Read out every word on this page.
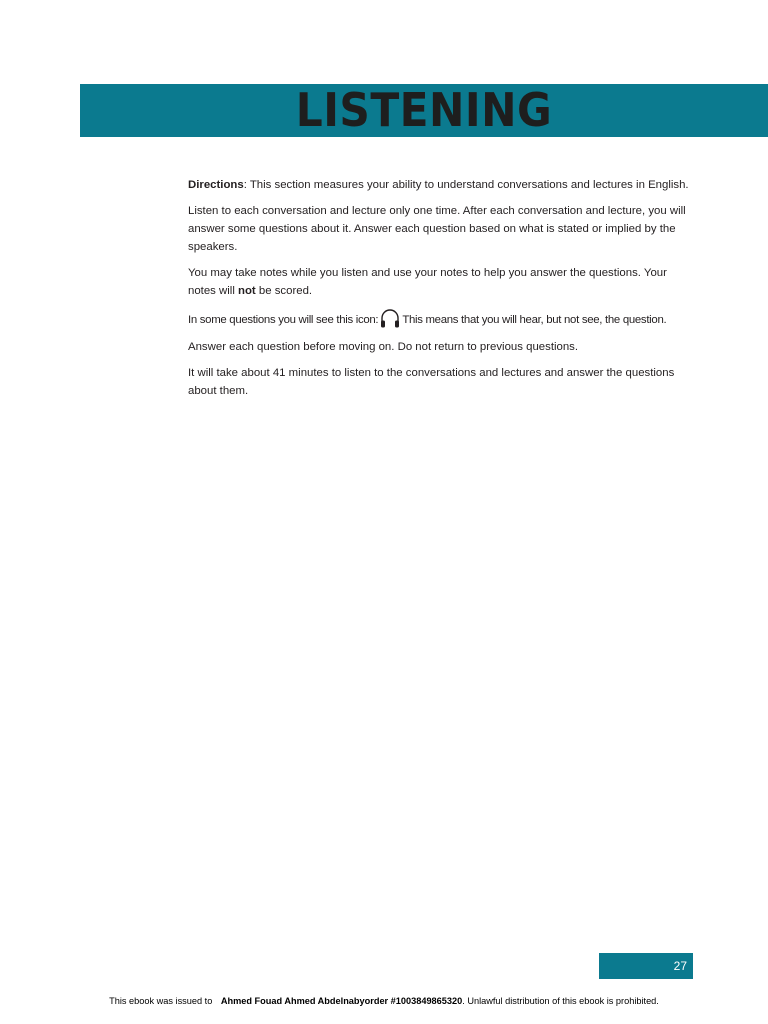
LISTENING

Directions: This section measures your ability to understand conversations and lectures in English.

Listen to each conversation and lecture only one time. After each conversation and lecture, you will answer some questions about it. Answer each question based on what is stated or implied by the speakers.

You may take notes while you listen and use your notes to help you answer the questions. Your notes will not be scored.

In some questions you will see this icon: This means that you will hear, but not see, the question.

Answer each question before moving on. Do not return to previous questions.

It will take about 41 minutes to listen to the conversations and lectures and answer the questions about them.

27
This ebook was issued to Ahmed Fouad Ahmed Abdelnabyorder #1003849865320. Unlawful distribution of this ebook is prohibited.
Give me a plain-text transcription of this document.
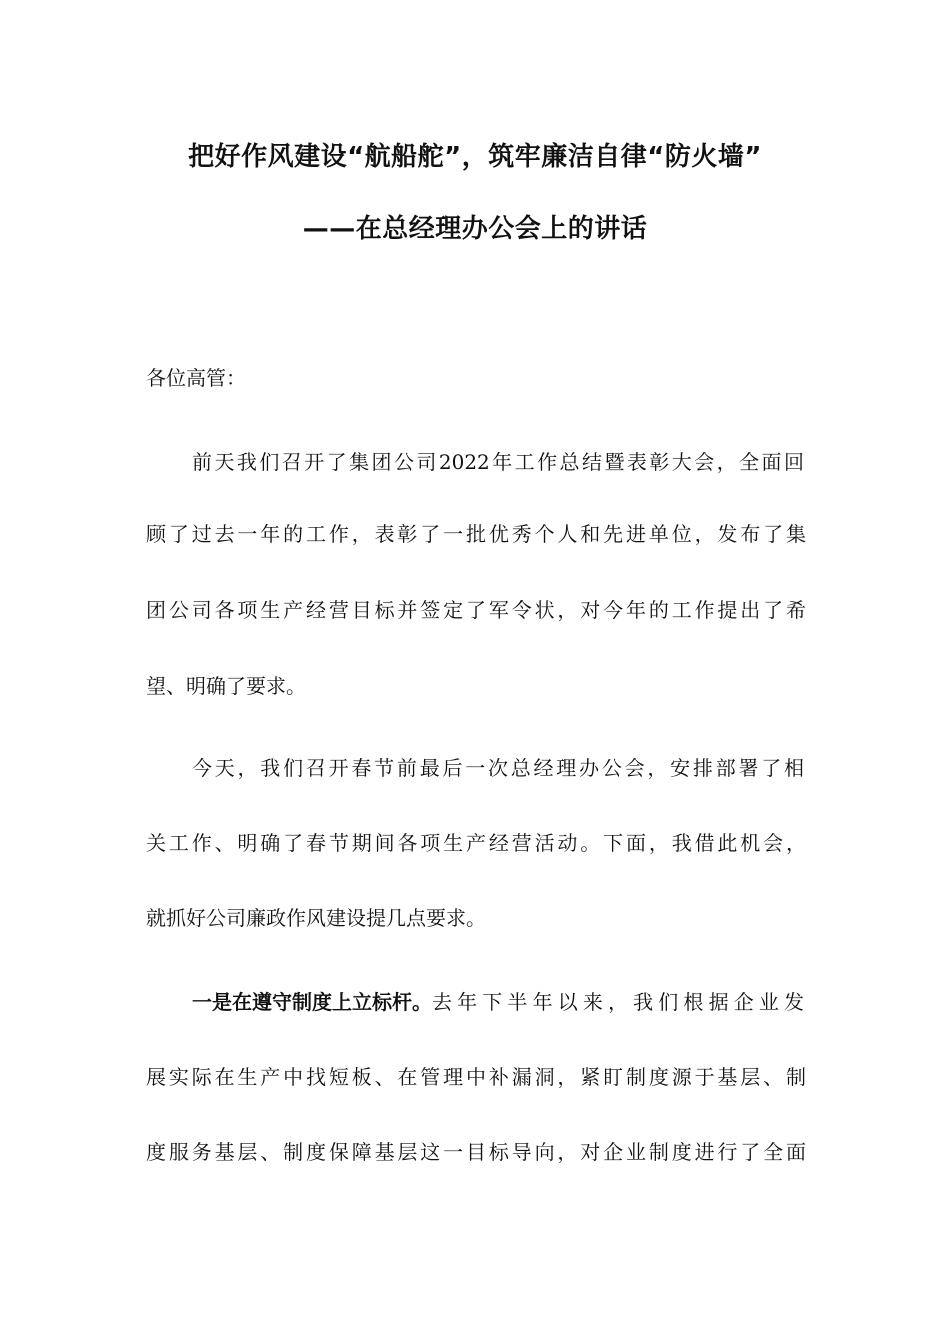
把好作风建设“航船舵”，筑牢廉洁自律“防火墙”
——在总经理办公会上的讲话
各位高管：
前天我们召开了集团公司2022年工作总结暨表彰大会，全面回
顾了过去一年的工作，表彰了一批优秀个人和先进单位，发布了集
团公司各项生产经营目标并签定了军令状，对今年的工作提出了希
望、明确了要求。
今天，我们召开春节前最后一次总经理办公会，安排部署了相
关工作、明确了春节期间各项生产经营活动。下面，我借此机会，
就抓好公司廉政作风建设提几点要求。
一是在遵守制度上立标杆。 去年下半年以来，我们根据企业发
展实际在生产中找短板、在管理中补漏洞，紧盯制度源于基层、制
度服务基层、制度保障基层这一目标导向，对企业制度进行了全面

........

— Requirement —
Find the word "take" in the records and pull out each line that has it.

— The result —
You may take notes while you listen and use your notes to help you answer the questions. Your notes will not be scored.
It will take about 41 minutes to listen to the conversations and lectures and answer the questions about them.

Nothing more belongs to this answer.